What the task requires: From the listing, collect all lines containing the word "very".
-- Begin Records for the task --
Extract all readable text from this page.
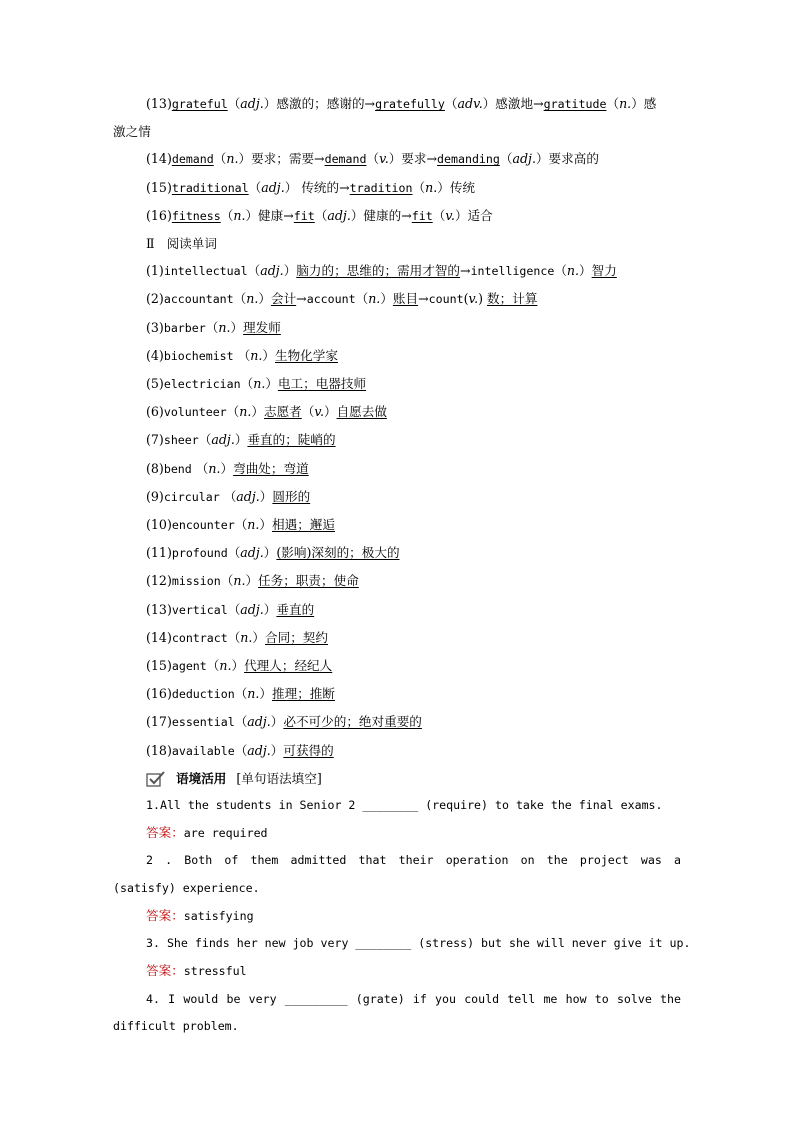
(13)grateful（adj.）感激的；感谢的→gratefully（adv.）感激地→gratitude（n.）感
激之情
(14)demand（n.）要求；需要→demand（v.）要求→demanding（adj.）要求高的
(15)traditional（adj.） 传统的→tradition（n.）传统
(16)fitness（n.）健康→fit（adj.）健康的→fit（v.）适合
Ⅱ 阅读单词
(1)intellectual（adj.）脑力的；思维的；需用才智的→intelligence（n.）智力
(2)accountant（n.）会计→account（n.）账目→count(v.) 数；计算
(3)barber（n.）理发师
(4)biochemist （n.）生物化学家
(5)electrician（n.）电工；电器技师
(6)volunteer（n.）志愿者（v.）自愿去做
(7)sheer（adj.）垂直的；陡峭的
(8)bend （n.）弯曲处；弯道
(9)circular （adj.）圆形的
(10)encounter（n.）相遇；邂逅
(11)profound（adj.）(影响)深刻的；极大的
(12)mission（n.）任务；职责；使命
(13)vertical（adj.）垂直的
(14)contract（n.）合同；契约
(15)agent（n.）代理人；经纪人
(16)deduction（n.）推理；推断
(17)essential（adj.）必不可少的；绝对重要的
(18)available（adj.）可获得的
语境活用 [单句语法填空]
1.All the students in Senior 2 ________ (require) to take the final exams.
答案：are required
2 . Both of them admitted that their operation on the project was a (satisfy) experience.
答案：satisfying
3. She finds her new job very ________ (stress) but she will never give it up.
答案：stressful
4. I would be very _________ (grate) if you could tell me how to solve the difficult problem.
-- End Records for the task --
The output:
3. She finds her new job very ________ (stress) but she will never give it up.
4. I would be very _________ (grate) if you could tell me how to solve the difficult problem.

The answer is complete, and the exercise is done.